◆ WHAT THE EXERCISE ASKS ◆
In your copy, reproduce the entries exactly as they are, minus the images.
— BEGIN —
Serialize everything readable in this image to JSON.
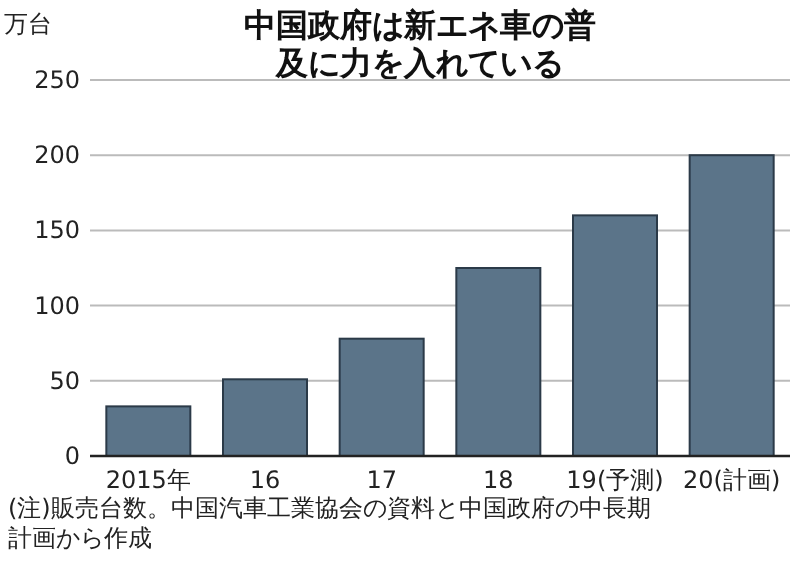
{
  "chart_data": {
    "type": "bar",
    "title": "中国政府は新エネ車の普及に力を入れている",
    "ylabel": "万台",
    "categories": [
      "2015年",
      "16",
      "17",
      "18",
      "19(予測)",
      "20(計画)"
    ],
    "values": [
      33,
      51,
      78,
      125,
      160,
      200
    ],
    "color": "#5b7489",
    "ylim": [
      0,
      250
    ],
    "yticks": [
      0,
      50,
      100,
      150,
      200,
      250
    ],
    "grid": "y",
    "annotations": [
      "(注)販売台数。中国汽車工業協会の資料と中国政府の中長期計画から作成"
    ]
  }
}
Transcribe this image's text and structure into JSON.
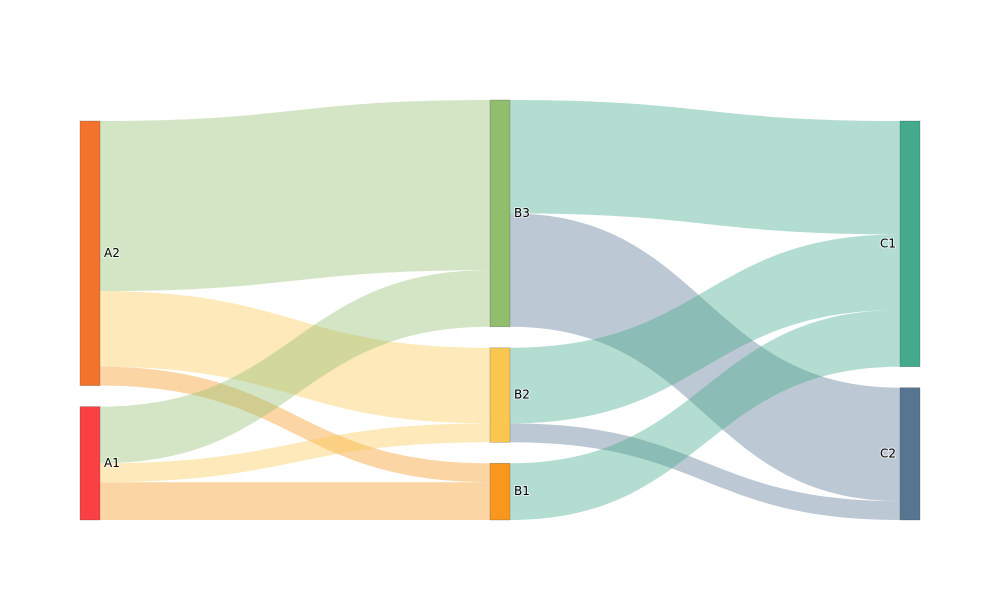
— END —
◆ COMPLETED TASK ◆
Serialize everything readable in this image to JSON.
{
  "chart_data": {
    "type": "bar",
    "title": "中国政府は新エネ車の普及に力を入れている",
    "ylabel": "万台",
    "categories": [
      "2015年",
      "16",
      "17",
      "18",
      "19(予測)",
      "20(計画)"
    ],
    "values": [
      33,
      51,
      78,
      125,
      160,
      200
    ],
    "color": "#5b7489",
    "ylim": [
      0,
      250
    ],
    "yticks": [
      0,
      50,
      100,
      150,
      200,
      250
    ],
    "grid": "y",
    "annotations": [
      "(注)販売台数。中国汽車工業協会の資料と中国政府の中長期計画から作成"
    ]
  }
}
Transcribe this image's text and structure into JSON.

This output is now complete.